EXERCISE GOAL.
Look through the records below, and copy out every line that holds the string "kuo³".

=======

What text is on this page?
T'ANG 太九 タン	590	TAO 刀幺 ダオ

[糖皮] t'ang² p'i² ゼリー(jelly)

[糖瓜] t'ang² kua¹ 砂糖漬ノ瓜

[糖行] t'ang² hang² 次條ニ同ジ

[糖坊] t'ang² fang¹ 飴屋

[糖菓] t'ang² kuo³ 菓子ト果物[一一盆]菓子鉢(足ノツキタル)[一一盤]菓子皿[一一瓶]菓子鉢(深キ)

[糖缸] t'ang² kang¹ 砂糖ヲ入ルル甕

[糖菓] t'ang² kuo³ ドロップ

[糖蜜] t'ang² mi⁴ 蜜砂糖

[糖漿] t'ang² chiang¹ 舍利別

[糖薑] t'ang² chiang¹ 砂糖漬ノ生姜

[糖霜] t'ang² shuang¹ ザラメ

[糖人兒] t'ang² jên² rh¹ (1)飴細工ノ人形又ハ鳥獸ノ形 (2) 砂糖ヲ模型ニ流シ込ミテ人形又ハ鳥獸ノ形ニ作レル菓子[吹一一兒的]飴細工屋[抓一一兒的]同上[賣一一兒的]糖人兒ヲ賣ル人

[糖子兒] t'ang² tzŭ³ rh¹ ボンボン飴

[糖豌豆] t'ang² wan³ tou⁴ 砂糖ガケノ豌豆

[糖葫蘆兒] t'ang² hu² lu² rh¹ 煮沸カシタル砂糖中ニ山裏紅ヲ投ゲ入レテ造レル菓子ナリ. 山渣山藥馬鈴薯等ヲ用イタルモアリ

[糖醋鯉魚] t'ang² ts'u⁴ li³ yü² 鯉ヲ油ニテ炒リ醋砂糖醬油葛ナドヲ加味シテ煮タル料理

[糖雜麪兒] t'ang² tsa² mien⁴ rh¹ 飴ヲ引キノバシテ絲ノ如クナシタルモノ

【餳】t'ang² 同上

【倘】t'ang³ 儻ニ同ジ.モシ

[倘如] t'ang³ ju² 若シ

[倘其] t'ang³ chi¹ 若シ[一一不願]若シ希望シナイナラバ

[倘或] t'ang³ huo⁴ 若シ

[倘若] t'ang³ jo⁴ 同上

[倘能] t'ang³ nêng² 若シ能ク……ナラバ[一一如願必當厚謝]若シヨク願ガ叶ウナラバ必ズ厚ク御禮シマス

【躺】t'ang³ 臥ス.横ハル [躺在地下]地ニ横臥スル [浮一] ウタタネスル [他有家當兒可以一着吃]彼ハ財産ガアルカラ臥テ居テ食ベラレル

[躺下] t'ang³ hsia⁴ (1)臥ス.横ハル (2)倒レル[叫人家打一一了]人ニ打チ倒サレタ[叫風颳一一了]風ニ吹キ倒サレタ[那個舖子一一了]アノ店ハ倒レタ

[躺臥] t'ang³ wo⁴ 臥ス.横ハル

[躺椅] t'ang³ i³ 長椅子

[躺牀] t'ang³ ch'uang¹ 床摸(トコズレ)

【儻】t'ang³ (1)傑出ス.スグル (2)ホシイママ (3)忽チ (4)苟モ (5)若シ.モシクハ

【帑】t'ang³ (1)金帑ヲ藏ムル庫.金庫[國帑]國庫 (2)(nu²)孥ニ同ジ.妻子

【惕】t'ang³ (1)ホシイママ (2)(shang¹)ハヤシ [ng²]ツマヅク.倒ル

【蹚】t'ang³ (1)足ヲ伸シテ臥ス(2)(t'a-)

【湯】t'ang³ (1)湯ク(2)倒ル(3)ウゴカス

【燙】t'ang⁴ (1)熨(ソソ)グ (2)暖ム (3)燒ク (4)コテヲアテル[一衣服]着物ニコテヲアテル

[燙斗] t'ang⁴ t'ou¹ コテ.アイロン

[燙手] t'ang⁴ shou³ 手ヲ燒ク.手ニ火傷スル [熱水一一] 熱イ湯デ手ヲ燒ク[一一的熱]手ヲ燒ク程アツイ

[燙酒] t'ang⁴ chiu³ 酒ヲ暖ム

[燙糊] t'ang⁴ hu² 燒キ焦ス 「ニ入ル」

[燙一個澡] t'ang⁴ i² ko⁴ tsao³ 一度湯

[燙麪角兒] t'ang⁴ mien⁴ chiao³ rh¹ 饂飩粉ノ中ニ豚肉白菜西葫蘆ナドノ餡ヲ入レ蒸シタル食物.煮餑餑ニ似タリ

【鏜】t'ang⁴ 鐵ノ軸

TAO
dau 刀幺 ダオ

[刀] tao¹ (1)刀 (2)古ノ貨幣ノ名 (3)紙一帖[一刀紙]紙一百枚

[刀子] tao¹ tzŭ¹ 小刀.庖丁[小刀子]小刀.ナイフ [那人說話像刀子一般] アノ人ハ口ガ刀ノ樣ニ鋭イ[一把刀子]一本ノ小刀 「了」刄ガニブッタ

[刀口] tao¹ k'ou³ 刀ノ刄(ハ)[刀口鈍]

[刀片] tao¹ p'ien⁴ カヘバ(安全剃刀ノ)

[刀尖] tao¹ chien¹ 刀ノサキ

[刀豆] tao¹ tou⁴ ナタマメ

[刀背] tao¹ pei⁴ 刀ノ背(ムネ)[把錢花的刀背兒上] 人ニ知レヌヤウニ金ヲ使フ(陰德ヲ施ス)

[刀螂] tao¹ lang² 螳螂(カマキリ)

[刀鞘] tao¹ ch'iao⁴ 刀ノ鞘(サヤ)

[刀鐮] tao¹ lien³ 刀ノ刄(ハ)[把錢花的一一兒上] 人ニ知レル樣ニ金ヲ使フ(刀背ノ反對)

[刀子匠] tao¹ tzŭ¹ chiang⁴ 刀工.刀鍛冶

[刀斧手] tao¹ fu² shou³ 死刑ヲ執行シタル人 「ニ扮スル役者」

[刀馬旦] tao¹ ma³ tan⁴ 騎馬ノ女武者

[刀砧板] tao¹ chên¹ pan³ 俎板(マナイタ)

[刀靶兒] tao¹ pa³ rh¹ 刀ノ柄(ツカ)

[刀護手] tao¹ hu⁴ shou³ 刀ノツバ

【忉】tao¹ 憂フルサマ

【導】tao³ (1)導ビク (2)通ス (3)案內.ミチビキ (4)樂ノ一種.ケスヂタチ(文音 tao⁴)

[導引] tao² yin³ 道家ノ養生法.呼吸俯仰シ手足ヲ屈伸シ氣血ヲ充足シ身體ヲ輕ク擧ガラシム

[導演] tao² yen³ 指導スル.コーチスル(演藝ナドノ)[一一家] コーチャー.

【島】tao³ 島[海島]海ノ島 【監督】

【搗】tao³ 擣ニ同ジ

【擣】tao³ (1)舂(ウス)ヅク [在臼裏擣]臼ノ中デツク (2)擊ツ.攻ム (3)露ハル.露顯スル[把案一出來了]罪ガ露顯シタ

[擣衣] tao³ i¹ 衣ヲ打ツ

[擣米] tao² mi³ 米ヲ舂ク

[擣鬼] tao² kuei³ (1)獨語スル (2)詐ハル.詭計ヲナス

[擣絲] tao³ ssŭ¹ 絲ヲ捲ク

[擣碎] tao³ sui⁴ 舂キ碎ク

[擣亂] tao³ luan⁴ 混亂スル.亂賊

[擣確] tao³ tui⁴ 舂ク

=======

RESULT OF THIS EXERCISE.
[糖菓] t'ang² kuo³ 菓子ト果物[一一盆]菓子鉢(足ノツキタル)[一一盤]菓子皿[一一瓶]菓子鉢(深キ)
[糖菓] t'ang² kuo³ ドロップ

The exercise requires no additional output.